▶ _Exercise requirements_
All of the material below is to be returned exactly.

Figure content listings
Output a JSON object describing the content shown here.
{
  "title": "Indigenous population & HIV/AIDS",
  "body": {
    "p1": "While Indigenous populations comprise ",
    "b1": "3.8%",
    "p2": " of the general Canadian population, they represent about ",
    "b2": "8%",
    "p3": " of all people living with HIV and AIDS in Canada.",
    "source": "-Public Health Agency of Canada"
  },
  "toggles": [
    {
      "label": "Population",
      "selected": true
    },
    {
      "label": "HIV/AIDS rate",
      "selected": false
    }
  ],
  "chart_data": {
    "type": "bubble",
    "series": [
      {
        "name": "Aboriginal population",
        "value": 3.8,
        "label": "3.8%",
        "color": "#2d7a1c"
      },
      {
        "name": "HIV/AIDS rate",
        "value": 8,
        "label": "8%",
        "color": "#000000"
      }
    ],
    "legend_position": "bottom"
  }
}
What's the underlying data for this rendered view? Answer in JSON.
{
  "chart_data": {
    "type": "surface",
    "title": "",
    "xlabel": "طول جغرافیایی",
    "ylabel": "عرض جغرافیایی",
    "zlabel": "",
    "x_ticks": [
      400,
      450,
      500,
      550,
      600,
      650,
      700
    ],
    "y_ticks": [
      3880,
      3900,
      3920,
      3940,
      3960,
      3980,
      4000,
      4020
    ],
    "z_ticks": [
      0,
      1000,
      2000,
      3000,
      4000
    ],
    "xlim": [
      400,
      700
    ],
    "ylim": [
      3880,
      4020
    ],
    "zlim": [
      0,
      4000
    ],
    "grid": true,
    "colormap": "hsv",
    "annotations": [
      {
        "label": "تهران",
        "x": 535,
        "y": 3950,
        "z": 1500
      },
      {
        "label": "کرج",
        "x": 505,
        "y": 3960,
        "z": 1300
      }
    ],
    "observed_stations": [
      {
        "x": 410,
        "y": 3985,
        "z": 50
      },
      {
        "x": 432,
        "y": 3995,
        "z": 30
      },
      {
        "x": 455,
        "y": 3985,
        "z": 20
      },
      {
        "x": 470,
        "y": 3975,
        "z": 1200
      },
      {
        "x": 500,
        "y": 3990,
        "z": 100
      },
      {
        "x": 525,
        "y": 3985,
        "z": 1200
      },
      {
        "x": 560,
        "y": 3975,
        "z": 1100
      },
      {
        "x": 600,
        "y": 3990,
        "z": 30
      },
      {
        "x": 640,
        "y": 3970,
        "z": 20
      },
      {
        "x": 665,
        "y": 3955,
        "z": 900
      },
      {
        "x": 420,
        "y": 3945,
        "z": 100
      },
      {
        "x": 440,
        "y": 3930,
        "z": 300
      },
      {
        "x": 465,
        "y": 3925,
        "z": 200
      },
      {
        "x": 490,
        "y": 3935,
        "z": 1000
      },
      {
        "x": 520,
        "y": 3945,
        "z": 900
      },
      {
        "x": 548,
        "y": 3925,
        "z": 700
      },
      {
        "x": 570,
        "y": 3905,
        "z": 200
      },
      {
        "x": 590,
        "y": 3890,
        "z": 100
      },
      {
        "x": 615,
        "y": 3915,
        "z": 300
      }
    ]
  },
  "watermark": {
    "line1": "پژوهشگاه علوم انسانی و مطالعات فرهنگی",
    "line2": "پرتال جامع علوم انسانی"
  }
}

▶ _Correct output_
Output a JSON object describing the content shown here.
{
  "title": "Indigenous population & HIV/AIDS",
  "body": {
    "p1": "While Indigenous populations comprise ",
    "b1": "3.8%",
    "p2": " of the general Canadian population, they represent about ",
    "b2": "8%",
    "p3": " of all people living with HIV and AIDS in Canada.",
    "source": "-Public Health Agency of Canada"
  },
  "toggles": [
    {
      "label": "Population",
      "selected": true
    },
    {
      "label": "HIV/AIDS rate",
      "selected": false
    }
  ],
  "chart_data": {
    "type": "bubble",
    "series": [
      {
        "name": "Aboriginal population",
        "value": 3.8,
        "label": "3.8%",
        "color": "#2d7a1c"
      },
      {
        "name": "HIV/AIDS rate",
        "value": 8,
        "label": "8%",
        "color": "#000000"
      }
    ],
    "legend_position": "bottom"
  }
}
What's the underlying data for this rendered view? Answer in JSON.
{
  "chart_data": {
    "type": "surface",
    "title": "",
    "xlabel": "طول جغرافیایی",
    "ylabel": "عرض جغرافیایی",
    "zlabel": "",
    "x_ticks": [
      400,
      450,
      500,
      550,
      600,
      650,
      700
    ],
    "y_ticks": [
      3880,
      3900,
      3920,
      3940,
      3960,
      3980,
      4000,
      4020
    ],
    "z_ticks": [
      0,
      1000,
      2000,
      3000,
      4000
    ],
    "xlim": [
      400,
      700
    ],
    "ylim": [
      3880,
      4020
    ],
    "zlim": [
      0,
      4000
    ],
    "grid": true,
    "colormap": "hsv",
    "annotations": [
      {
        "label": "تهران",
        "x": 535,
        "y": 3950,
        "z": 1500
      },
      {
        "label": "کرج",
        "x": 505,
        "y": 3960,
        "z": 1300
      }
    ],
    "observed_stations": [
      {
        "x": 410,
        "y": 3985,
        "z": 50
      },
      {
        "x": 432,
        "y": 3995,
        "z": 30
      },
      {
        "x": 455,
        "y": 3985,
        "z": 20
      },
      {
        "x": 470,
        "y": 3975,
        "z": 1200
      },
      {
        "x": 500,
        "y": 3990,
        "z": 100
      },
      {
        "x": 525,
        "y": 3985,
        "z": 1200
      },
      {
        "x": 560,
        "y": 3975,
        "z": 1100
      },
      {
        "x": 600,
        "y": 3990,
        "z": 30
      },
      {
        "x": 640,
        "y": 3970,
        "z": 20
      },
      {
        "x": 665,
        "y": 3955,
        "z": 900
      },
      {
        "x": 420,
        "y": 3945,
        "z": 100
      },
      {
        "x": 440,
        "y": 3930,
        "z": 300
      },
      {
        "x": 465,
        "y": 3925,
        "z": 200
      },
      {
        "x": 490,
        "y": 3935,
        "z": 1000
      },
      {
        "x": 520,
        "y": 3945,
        "z": 900
      },
      {
        "x": 548,
        "y": 3925,
        "z": 700
      },
      {
        "x": 570,
        "y": 3905,
        "z": 200
      },
      {
        "x": 590,
        "y": 3890,
        "z": 100
      },
      {
        "x": 615,
        "y": 3915,
        "z": 300
      }
    ]
  },
  "watermark": {
    "line1": "پژوهشگاه علوم انسانی و مطالعات فرهنگی",
    "line2": "پرتال جامع علوم انسانی"
  }
}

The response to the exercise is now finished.